- _EXERCISE DETAILS_
Please say how many lines of the listing hold "Precipitation", with no other words in the answer.

(Saved data entries)
= = = = =

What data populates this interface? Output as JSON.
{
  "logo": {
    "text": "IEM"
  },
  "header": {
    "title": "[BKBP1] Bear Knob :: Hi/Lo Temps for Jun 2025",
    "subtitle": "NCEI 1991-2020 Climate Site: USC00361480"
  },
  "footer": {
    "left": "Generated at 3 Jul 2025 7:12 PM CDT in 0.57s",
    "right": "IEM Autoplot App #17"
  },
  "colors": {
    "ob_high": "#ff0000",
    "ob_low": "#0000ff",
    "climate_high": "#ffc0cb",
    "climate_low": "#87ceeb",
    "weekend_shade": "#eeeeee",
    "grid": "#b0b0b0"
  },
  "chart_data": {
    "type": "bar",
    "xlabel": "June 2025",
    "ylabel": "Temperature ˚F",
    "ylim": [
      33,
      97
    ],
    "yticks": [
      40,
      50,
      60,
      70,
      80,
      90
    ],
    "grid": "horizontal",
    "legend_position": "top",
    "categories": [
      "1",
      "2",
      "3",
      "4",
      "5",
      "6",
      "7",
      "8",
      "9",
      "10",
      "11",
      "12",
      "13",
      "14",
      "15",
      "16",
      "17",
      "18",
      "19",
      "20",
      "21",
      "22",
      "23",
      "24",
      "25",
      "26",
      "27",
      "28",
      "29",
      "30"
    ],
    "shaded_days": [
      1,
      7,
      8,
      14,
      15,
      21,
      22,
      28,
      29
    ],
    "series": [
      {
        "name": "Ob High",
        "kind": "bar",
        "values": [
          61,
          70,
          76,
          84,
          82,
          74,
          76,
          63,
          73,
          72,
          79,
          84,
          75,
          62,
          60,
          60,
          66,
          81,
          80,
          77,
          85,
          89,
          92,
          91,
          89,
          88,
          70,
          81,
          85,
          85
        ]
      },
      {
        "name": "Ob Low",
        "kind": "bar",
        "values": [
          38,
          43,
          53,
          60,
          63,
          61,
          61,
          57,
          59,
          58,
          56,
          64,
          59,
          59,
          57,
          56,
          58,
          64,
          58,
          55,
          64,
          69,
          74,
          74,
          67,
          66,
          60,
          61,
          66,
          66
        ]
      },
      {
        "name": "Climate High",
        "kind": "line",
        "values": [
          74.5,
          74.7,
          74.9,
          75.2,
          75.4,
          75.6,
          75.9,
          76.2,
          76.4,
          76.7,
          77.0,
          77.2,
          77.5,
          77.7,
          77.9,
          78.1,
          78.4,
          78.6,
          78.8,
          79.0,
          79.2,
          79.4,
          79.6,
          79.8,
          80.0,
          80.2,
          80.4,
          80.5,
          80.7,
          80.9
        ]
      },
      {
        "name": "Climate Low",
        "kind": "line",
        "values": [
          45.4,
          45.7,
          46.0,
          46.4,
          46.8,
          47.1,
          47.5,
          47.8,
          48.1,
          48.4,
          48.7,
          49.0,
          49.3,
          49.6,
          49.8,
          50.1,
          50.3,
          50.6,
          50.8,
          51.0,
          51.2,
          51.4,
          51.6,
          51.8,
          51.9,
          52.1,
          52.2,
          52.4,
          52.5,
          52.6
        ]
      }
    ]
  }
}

= = = = =

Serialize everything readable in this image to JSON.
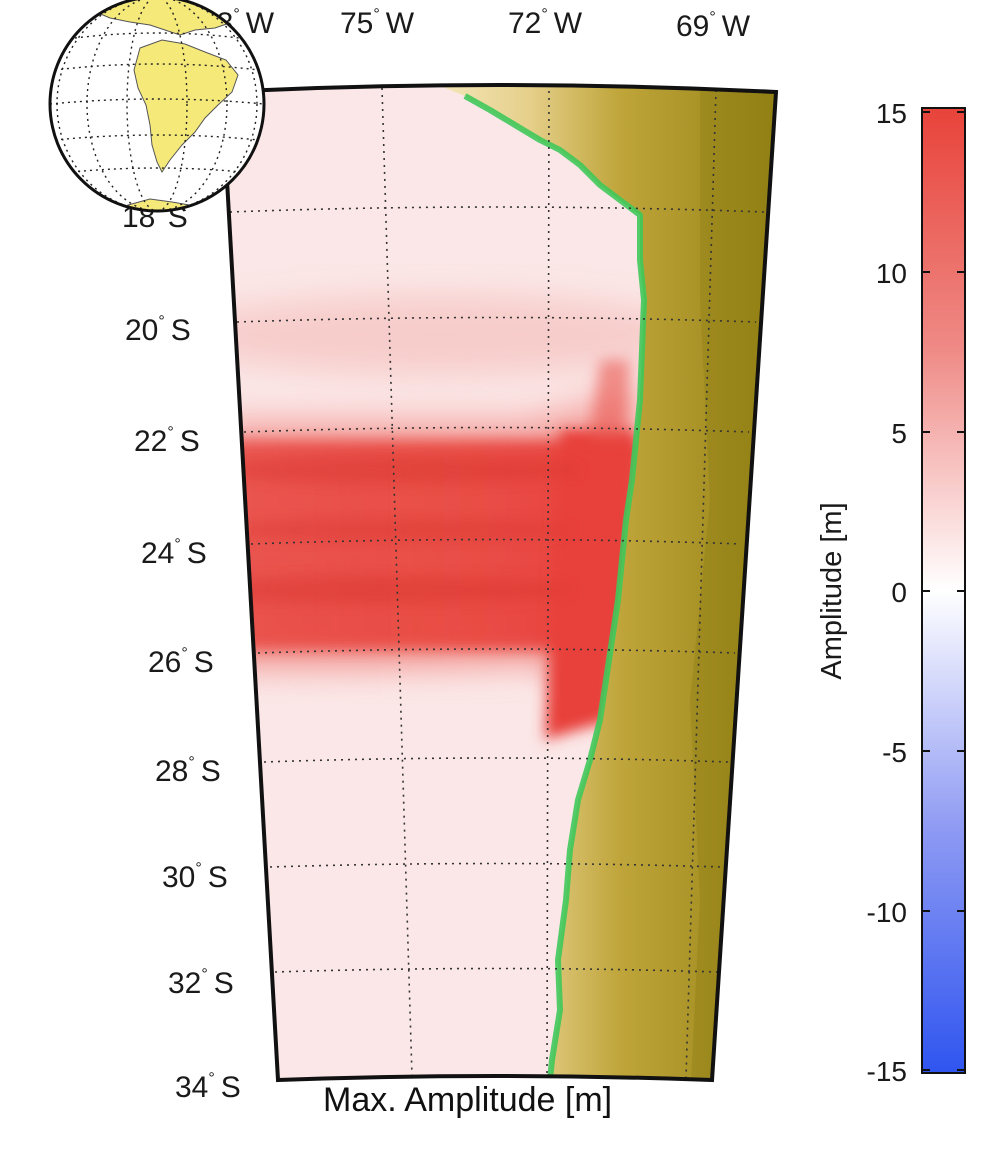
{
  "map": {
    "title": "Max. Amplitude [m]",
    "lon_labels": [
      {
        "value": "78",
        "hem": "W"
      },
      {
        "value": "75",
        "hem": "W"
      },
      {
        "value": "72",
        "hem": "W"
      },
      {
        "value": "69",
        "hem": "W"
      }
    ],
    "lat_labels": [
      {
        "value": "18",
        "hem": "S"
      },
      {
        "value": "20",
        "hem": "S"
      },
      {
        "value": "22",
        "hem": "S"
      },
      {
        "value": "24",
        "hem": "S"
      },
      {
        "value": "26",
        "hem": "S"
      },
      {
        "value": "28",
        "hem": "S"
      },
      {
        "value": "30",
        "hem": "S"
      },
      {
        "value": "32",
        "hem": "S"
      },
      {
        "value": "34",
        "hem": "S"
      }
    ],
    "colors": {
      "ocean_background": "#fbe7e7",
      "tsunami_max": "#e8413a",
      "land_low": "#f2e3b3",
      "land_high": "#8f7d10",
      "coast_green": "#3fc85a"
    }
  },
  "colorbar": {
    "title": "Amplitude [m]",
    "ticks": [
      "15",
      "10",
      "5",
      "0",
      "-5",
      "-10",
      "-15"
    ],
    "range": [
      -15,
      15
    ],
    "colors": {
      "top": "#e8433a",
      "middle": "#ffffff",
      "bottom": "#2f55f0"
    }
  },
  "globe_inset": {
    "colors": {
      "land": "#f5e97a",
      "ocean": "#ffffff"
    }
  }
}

= = = = =

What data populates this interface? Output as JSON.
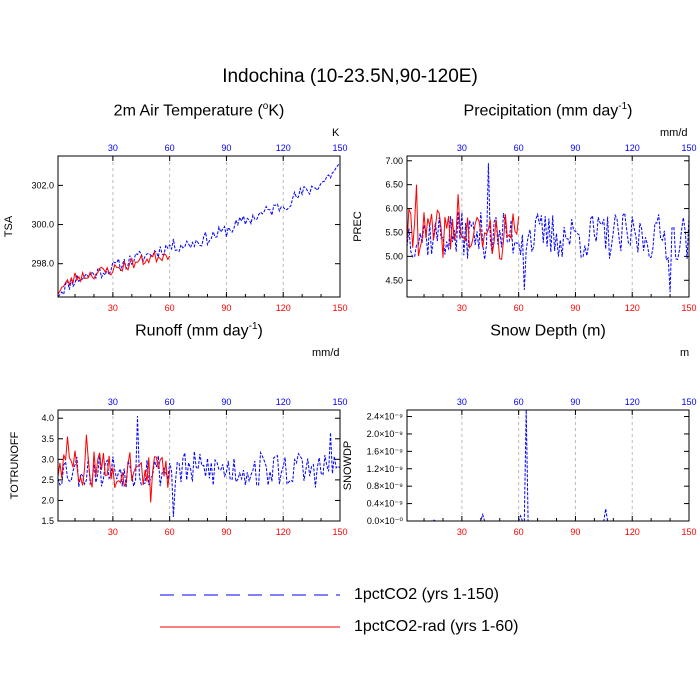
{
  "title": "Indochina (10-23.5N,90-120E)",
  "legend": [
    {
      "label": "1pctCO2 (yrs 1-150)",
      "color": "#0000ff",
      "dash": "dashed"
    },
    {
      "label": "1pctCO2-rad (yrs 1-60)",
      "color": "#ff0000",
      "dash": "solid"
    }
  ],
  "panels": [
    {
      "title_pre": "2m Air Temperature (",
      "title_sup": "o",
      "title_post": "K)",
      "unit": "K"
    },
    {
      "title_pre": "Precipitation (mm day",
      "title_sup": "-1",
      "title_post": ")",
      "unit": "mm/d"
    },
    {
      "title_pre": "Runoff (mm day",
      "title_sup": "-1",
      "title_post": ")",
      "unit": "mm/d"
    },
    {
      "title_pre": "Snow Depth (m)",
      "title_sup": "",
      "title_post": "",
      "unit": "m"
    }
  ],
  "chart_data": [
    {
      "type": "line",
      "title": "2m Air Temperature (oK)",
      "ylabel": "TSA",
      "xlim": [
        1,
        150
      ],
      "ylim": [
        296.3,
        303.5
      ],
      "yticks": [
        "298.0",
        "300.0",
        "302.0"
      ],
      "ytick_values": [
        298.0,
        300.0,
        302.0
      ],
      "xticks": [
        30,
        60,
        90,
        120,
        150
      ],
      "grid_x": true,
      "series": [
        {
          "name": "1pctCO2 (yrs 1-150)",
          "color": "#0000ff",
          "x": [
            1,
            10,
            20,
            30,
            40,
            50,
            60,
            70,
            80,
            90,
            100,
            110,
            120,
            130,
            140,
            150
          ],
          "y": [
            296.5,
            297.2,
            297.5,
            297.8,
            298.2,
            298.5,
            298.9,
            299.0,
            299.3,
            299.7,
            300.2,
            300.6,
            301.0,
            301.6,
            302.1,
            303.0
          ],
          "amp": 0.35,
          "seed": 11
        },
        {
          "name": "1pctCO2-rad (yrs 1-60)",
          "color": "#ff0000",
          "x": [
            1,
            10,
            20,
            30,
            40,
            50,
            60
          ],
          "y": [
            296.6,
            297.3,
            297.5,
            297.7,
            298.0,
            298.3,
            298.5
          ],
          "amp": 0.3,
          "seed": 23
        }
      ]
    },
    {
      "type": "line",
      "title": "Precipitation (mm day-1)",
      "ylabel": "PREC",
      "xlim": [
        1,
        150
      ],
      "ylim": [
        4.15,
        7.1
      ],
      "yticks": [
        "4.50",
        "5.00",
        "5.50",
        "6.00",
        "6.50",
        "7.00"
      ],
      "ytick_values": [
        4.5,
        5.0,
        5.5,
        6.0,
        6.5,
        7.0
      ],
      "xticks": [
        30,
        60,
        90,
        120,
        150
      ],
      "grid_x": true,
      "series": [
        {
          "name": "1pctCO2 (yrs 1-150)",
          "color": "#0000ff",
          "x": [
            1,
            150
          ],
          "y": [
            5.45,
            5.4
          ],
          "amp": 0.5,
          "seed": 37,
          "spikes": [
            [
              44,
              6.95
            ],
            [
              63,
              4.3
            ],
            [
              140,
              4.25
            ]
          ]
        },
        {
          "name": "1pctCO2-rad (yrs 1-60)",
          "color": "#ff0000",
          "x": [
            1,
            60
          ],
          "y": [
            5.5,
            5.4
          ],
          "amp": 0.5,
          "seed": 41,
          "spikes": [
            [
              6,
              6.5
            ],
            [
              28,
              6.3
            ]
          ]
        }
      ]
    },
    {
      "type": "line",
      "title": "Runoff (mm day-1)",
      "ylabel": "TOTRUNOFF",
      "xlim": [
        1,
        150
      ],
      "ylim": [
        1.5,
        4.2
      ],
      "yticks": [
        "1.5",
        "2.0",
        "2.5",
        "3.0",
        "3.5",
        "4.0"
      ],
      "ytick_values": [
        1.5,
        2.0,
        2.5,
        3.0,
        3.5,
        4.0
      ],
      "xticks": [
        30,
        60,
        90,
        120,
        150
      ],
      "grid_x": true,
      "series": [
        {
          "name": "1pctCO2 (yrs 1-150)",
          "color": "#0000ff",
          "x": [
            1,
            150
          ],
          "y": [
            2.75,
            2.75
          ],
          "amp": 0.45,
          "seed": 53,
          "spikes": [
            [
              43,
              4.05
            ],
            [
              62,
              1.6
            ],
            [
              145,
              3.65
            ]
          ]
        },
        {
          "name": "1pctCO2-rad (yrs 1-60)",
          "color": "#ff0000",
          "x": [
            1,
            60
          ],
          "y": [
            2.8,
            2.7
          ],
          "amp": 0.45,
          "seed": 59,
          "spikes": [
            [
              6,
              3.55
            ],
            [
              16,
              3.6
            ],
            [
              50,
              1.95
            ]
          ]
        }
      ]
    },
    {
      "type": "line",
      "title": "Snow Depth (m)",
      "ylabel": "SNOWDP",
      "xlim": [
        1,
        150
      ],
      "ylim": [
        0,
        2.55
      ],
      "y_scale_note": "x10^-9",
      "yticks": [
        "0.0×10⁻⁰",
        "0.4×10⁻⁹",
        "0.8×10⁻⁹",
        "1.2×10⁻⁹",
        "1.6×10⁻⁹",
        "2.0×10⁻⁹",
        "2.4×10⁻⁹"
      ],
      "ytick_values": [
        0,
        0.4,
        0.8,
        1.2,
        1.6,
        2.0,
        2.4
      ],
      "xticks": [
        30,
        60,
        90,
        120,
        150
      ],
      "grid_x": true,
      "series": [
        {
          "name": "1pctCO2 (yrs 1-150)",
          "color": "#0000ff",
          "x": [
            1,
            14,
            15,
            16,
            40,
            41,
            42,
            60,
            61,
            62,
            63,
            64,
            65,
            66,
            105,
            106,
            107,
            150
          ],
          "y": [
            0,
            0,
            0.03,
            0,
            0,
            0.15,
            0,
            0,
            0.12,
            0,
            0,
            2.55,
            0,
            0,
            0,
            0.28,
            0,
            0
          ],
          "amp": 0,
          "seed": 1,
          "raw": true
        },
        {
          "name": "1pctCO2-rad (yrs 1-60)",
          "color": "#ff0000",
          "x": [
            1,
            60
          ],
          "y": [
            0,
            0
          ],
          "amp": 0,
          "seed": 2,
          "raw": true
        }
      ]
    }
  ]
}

= = = = =

- _SOLUTION TO THIS EXERCISE_
2